# [What is needed]
Wherever a line holds the string "JSON", copy that line.

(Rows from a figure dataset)
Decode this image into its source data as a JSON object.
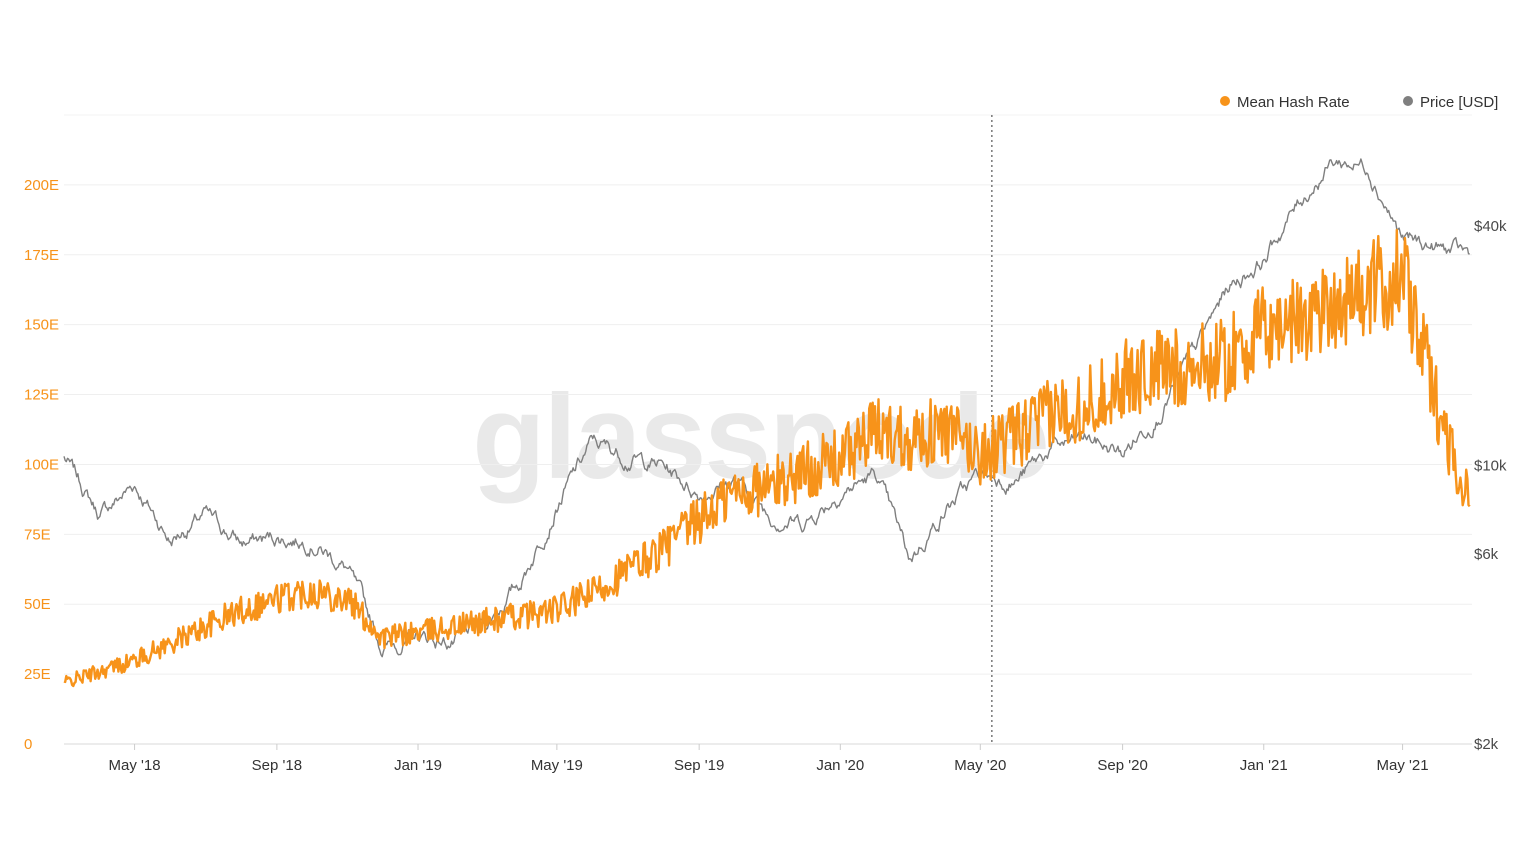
{
  "watermark": "glassnode",
  "legend": [
    {
      "label": "Mean Hash Rate",
      "color": "#f7931a"
    },
    {
      "label": "Price [USD]",
      "color": "#7f7f7f"
    }
  ],
  "chart_data": {
    "type": "line",
    "x_range": [
      "2018-03-01",
      "2021-06-30"
    ],
    "x_ticks": [
      "May '18",
      "Sep '18",
      "Jan '19",
      "May '19",
      "Sep '19",
      "Jan '20",
      "May '20",
      "Sep '20",
      "Jan '21",
      "May '21"
    ],
    "x_tick_dates": [
      "2018-05-01",
      "2018-09-01",
      "2019-01-01",
      "2019-05-01",
      "2019-09-01",
      "2020-01-01",
      "2020-05-01",
      "2020-09-01",
      "2021-01-01",
      "2021-05-01"
    ],
    "y_left": {
      "ticks": [
        "0",
        "25E",
        "50E",
        "75E",
        "100E",
        "125E",
        "150E",
        "175E",
        "200E"
      ],
      "tick_values": [
        0,
        25,
        50,
        75,
        100,
        125,
        150,
        175,
        200
      ],
      "range": [
        0,
        225
      ]
    },
    "y_right": {
      "scale": "log",
      "ticks": [
        "$2k",
        "$6k",
        "$10k",
        "$40k"
      ],
      "tick_values": [
        2000,
        6000,
        10000,
        40000
      ]
    },
    "vertical_marker_date": "2020-05-11",
    "series": [
      {
        "name": "Mean Hash Rate",
        "axis": "left",
        "color": "#f7931a",
        "points": [
          [
            "2018-03-01",
            22
          ],
          [
            "2018-04-01",
            26
          ],
          [
            "2018-05-01",
            30
          ],
          [
            "2018-06-01",
            36
          ],
          [
            "2018-07-01",
            42
          ],
          [
            "2018-08-01",
            48
          ],
          [
            "2018-09-01",
            52
          ],
          [
            "2018-10-01",
            55
          ],
          [
            "2018-11-01",
            52
          ],
          [
            "2018-12-01",
            38
          ],
          [
            "2019-01-01",
            40
          ],
          [
            "2019-02-01",
            42
          ],
          [
            "2019-03-01",
            44
          ],
          [
            "2019-04-01",
            46
          ],
          [
            "2019-05-01",
            48
          ],
          [
            "2019-06-01",
            54
          ],
          [
            "2019-07-01",
            62
          ],
          [
            "2019-08-01",
            70
          ],
          [
            "2019-09-01",
            80
          ],
          [
            "2019-10-01",
            90
          ],
          [
            "2019-11-01",
            92
          ],
          [
            "2019-12-01",
            98
          ],
          [
            "2020-01-01",
            102
          ],
          [
            "2020-02-01",
            112
          ],
          [
            "2020-03-01",
            110
          ],
          [
            "2020-04-01",
            112
          ],
          [
            "2020-05-01",
            104
          ],
          [
            "2020-06-01",
            110
          ],
          [
            "2020-07-01",
            118
          ],
          [
            "2020-08-01",
            122
          ],
          [
            "2020-09-01",
            130
          ],
          [
            "2020-10-01",
            134
          ],
          [
            "2020-11-01",
            135
          ],
          [
            "2020-12-01",
            138
          ],
          [
            "2021-01-01",
            148
          ],
          [
            "2021-02-01",
            152
          ],
          [
            "2021-03-01",
            158
          ],
          [
            "2021-04-01",
            162
          ],
          [
            "2021-05-01",
            168
          ],
          [
            "2021-06-01",
            120
          ],
          [
            "2021-06-28",
            85
          ]
        ]
      },
      {
        "name": "Price [USD]",
        "axis": "right",
        "color": "#7f7f7f",
        "points": [
          [
            "2018-03-01",
            10500
          ],
          [
            "2018-04-01",
            7500
          ],
          [
            "2018-05-01",
            9000
          ],
          [
            "2018-06-01",
            6500
          ],
          [
            "2018-07-01",
            7500
          ],
          [
            "2018-08-01",
            6400
          ],
          [
            "2018-09-01",
            6600
          ],
          [
            "2018-10-01",
            6500
          ],
          [
            "2018-11-01",
            5500
          ],
          [
            "2018-12-01",
            3500
          ],
          [
            "2019-01-01",
            3700
          ],
          [
            "2019-02-01",
            3600
          ],
          [
            "2019-03-01",
            4000
          ],
          [
            "2019-04-01",
            5200
          ],
          [
            "2019-05-01",
            8000
          ],
          [
            "2019-06-01",
            11500
          ],
          [
            "2019-07-01",
            10500
          ],
          [
            "2019-08-01",
            10000
          ],
          [
            "2019-09-01",
            8500
          ],
          [
            "2019-10-01",
            9200
          ],
          [
            "2019-11-01",
            7500
          ],
          [
            "2019-12-01",
            7200
          ],
          [
            "2020-01-01",
            8600
          ],
          [
            "2020-02-01",
            9500
          ],
          [
            "2020-03-01",
            5800
          ],
          [
            "2020-04-01",
            7800
          ],
          [
            "2020-05-01",
            9500
          ],
          [
            "2020-06-01",
            9200
          ],
          [
            "2020-07-01",
            11000
          ],
          [
            "2020-08-01",
            11700
          ],
          [
            "2020-09-01",
            10700
          ],
          [
            "2020-10-01",
            13500
          ],
          [
            "2020-11-01",
            19000
          ],
          [
            "2020-12-01",
            28000
          ],
          [
            "2021-01-01",
            33000
          ],
          [
            "2021-02-01",
            46000
          ],
          [
            "2021-03-01",
            58000
          ],
          [
            "2021-04-01",
            57000
          ],
          [
            "2021-05-01",
            37000
          ],
          [
            "2021-06-01",
            35000
          ],
          [
            "2021-06-28",
            34000
          ]
        ]
      }
    ]
  }
}
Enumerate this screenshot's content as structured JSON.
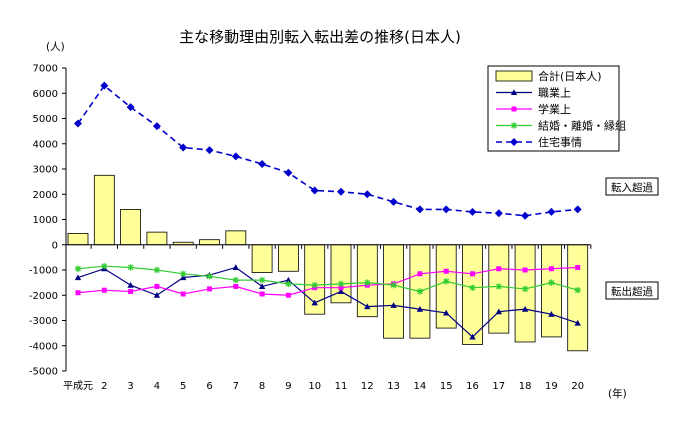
{
  "chart_data": {
    "type": "bar",
    "title": "主な移動理由別転入転出差の推移(日本人)",
    "ylabel": "(人)",
    "xlabel": "(年)",
    "ylim": [
      -5000,
      7000
    ],
    "yticks": [
      7000,
      6000,
      5000,
      4000,
      3000,
      2000,
      1000,
      0,
      -1000,
      -2000,
      -3000,
      -4000,
      -5000
    ],
    "categories": [
      "平成元",
      "2",
      "3",
      "4",
      "5",
      "6",
      "7",
      "8",
      "9",
      "10",
      "11",
      "12",
      "13",
      "14",
      "15",
      "16",
      "17",
      "18",
      "19",
      "20"
    ],
    "annotations": {
      "positive": "転入超過",
      "negative": "転出超過"
    },
    "legend_position": "top-right",
    "series": [
      {
        "name": "合計(日本人)",
        "kind": "bar",
        "color": "#ffff99",
        "values": [
          450,
          2750,
          1400,
          500,
          100,
          200,
          550,
          -1100,
          -1050,
          -2750,
          -2300,
          -2850,
          -3700,
          -3700,
          -3300,
          -3950,
          -3500,
          -3850,
          -3650,
          -4200
        ]
      },
      {
        "name": "職業上",
        "kind": "line",
        "color": "#000080",
        "marker": "triangle",
        "values": [
          -1300,
          -950,
          -1600,
          -2000,
          -1300,
          -1200,
          -900,
          -1650,
          -1400,
          -2300,
          -1850,
          -2450,
          -2400,
          -2550,
          -2700,
          -3650,
          -2650,
          -2550,
          -2750,
          -3100
        ]
      },
      {
        "name": "学業上",
        "kind": "line",
        "color": "#ff00ff",
        "marker": "square",
        "values": [
          -1900,
          -1800,
          -1850,
          -1650,
          -1950,
          -1750,
          -1650,
          -1950,
          -2000,
          -1700,
          -1700,
          -1600,
          -1550,
          -1150,
          -1050,
          -1150,
          -950,
          -1000,
          -950,
          -900
        ]
      },
      {
        "name": "結婚・離婚・縁組",
        "kind": "line",
        "color": "#33cc33",
        "marker": "star",
        "values": [
          -950,
          -850,
          -900,
          -1000,
          -1150,
          -1250,
          -1400,
          -1400,
          -1550,
          -1600,
          -1550,
          -1500,
          -1600,
          -1850,
          -1450,
          -1700,
          -1650,
          -1750,
          -1500,
          -1800
        ]
      },
      {
        "name": "住宅事情",
        "kind": "line",
        "color": "#0000cc",
        "marker": "diamond",
        "dashed": true,
        "values": [
          4800,
          6300,
          5450,
          4700,
          3850,
          3750,
          3500,
          3200,
          2850,
          2150,
          2100,
          2000,
          1700,
          1400,
          1400,
          1300,
          1250,
          1150,
          1300,
          1400
        ]
      }
    ]
  }
}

# [Exercise output]
Decode this image into its source data as a JSON object.
Enumerate this screenshot's content as structured JSON.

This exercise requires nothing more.